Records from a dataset
::::::::::

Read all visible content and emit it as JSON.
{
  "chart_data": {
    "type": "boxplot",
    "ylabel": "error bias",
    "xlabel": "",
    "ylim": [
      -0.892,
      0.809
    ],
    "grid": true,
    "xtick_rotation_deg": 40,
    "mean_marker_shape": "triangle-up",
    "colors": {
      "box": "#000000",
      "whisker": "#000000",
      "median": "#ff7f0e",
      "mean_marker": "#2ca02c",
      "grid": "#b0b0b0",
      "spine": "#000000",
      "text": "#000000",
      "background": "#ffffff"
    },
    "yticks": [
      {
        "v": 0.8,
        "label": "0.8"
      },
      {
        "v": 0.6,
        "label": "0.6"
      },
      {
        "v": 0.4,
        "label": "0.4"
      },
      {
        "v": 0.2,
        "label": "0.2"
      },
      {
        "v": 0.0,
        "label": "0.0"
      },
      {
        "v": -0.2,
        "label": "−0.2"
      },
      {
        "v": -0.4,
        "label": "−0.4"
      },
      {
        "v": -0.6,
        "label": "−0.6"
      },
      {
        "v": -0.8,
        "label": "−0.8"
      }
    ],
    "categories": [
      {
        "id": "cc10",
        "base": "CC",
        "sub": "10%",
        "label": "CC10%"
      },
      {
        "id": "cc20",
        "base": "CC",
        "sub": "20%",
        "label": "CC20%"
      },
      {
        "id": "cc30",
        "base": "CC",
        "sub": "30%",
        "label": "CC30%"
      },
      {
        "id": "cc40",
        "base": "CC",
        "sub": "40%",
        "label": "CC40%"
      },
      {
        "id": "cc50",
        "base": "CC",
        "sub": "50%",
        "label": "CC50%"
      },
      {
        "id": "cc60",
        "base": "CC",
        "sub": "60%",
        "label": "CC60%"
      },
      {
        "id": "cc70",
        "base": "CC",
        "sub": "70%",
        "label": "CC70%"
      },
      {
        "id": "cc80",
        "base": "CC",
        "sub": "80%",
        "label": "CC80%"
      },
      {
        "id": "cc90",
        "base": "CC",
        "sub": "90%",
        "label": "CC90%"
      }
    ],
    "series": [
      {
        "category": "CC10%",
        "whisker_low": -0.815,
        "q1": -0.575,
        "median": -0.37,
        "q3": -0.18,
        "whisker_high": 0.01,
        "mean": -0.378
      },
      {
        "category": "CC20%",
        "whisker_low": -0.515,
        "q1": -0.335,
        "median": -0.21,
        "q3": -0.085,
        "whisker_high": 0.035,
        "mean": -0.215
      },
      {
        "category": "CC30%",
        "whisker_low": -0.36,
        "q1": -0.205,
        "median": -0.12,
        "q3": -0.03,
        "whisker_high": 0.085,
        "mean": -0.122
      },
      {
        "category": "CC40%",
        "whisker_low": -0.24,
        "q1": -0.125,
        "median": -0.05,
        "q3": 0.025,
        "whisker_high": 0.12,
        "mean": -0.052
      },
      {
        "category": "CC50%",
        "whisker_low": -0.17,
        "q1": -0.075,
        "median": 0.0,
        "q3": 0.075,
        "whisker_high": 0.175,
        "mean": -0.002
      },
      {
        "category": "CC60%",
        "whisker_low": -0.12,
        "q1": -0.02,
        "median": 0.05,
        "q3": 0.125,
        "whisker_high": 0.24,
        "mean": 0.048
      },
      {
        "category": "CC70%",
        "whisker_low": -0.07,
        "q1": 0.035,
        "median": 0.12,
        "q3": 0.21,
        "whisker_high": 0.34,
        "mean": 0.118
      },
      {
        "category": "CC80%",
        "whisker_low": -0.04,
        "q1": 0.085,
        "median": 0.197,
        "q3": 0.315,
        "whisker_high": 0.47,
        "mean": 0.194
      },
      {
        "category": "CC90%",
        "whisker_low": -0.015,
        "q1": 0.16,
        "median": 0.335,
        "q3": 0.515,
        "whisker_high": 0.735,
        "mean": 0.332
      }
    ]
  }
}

::::::::::

> [REQUIREMENTS] Output the records exactly, including every line.

> [RESPONSE BELOW]
Read all visible content and emit it as JSON.
{
  "chart_data": {
    "type": "boxplot",
    "ylabel": "error bias",
    "xlabel": "",
    "ylim": [
      -0.892,
      0.809
    ],
    "grid": true,
    "xtick_rotation_deg": 40,
    "mean_marker_shape": "triangle-up",
    "colors": {
      "box": "#000000",
      "whisker": "#000000",
      "median": "#ff7f0e",
      "mean_marker": "#2ca02c",
      "grid": "#b0b0b0",
      "spine": "#000000",
      "text": "#000000",
      "background": "#ffffff"
    },
    "yticks": [
      {
        "v": 0.8,
        "label": "0.8"
      },
      {
        "v": 0.6,
        "label": "0.6"
      },
      {
        "v": 0.4,
        "label": "0.4"
      },
      {
        "v": 0.2,
        "label": "0.2"
      },
      {
        "v": 0.0,
        "label": "0.0"
      },
      {
        "v": -0.2,
        "label": "−0.2"
      },
      {
        "v": -0.4,
        "label": "−0.4"
      },
      {
        "v": -0.6,
        "label": "−0.6"
      },
      {
        "v": -0.8,
        "label": "−0.8"
      }
    ],
    "categories": [
      {
        "id": "cc10",
        "base": "CC",
        "sub": "10%",
        "label": "CC10%"
      },
      {
        "id": "cc20",
        "base": "CC",
        "sub": "20%",
        "label": "CC20%"
      },
      {
        "id": "cc30",
        "base": "CC",
        "sub": "30%",
        "label": "CC30%"
      },
      {
        "id": "cc40",
        "base": "CC",
        "sub": "40%",
        "label": "CC40%"
      },
      {
        "id": "cc50",
        "base": "CC",
        "sub": "50%",
        "label": "CC50%"
      },
      {
        "id": "cc60",
        "base": "CC",
        "sub": "60%",
        "label": "CC60%"
      },
      {
        "id": "cc70",
        "base": "CC",
        "sub": "70%",
        "label": "CC70%"
      },
      {
        "id": "cc80",
        "base": "CC",
        "sub": "80%",
        "label": "CC80%"
      },
      {
        "id": "cc90",
        "base": "CC",
        "sub": "90%",
        "label": "CC90%"
      }
    ],
    "series": [
      {
        "category": "CC10%",
        "whisker_low": -0.815,
        "q1": -0.575,
        "median": -0.37,
        "q3": -0.18,
        "whisker_high": 0.01,
        "mean": -0.378
      },
      {
        "category": "CC20%",
        "whisker_low": -0.515,
        "q1": -0.335,
        "median": -0.21,
        "q3": -0.085,
        "whisker_high": 0.035,
        "mean": -0.215
      },
      {
        "category": "CC30%",
        "whisker_low": -0.36,
        "q1": -0.205,
        "median": -0.12,
        "q3": -0.03,
        "whisker_high": 0.085,
        "mean": -0.122
      },
      {
        "category": "CC40%",
        "whisker_low": -0.24,
        "q1": -0.125,
        "median": -0.05,
        "q3": 0.025,
        "whisker_high": 0.12,
        "mean": -0.052
      },
      {
        "category": "CC50%",
        "whisker_low": -0.17,
        "q1": -0.075,
        "median": 0.0,
        "q3": 0.075,
        "whisker_high": 0.175,
        "mean": -0.002
      },
      {
        "category": "CC60%",
        "whisker_low": -0.12,
        "q1": -0.02,
        "median": 0.05,
        "q3": 0.125,
        "whisker_high": 0.24,
        "mean": 0.048
      },
      {
        "category": "CC70%",
        "whisker_low": -0.07,
        "q1": 0.035,
        "median": 0.12,
        "q3": 0.21,
        "whisker_high": 0.34,
        "mean": 0.118
      },
      {
        "category": "CC80%",
        "whisker_low": -0.04,
        "q1": 0.085,
        "median": 0.197,
        "q3": 0.315,
        "whisker_high": 0.47,
        "mean": 0.194
      },
      {
        "category": "CC90%",
        "whisker_low": -0.015,
        "q1": 0.16,
        "median": 0.335,
        "q3": 0.515,
        "whisker_high": 0.735,
        "mean": 0.332
      }
    ]
  }
}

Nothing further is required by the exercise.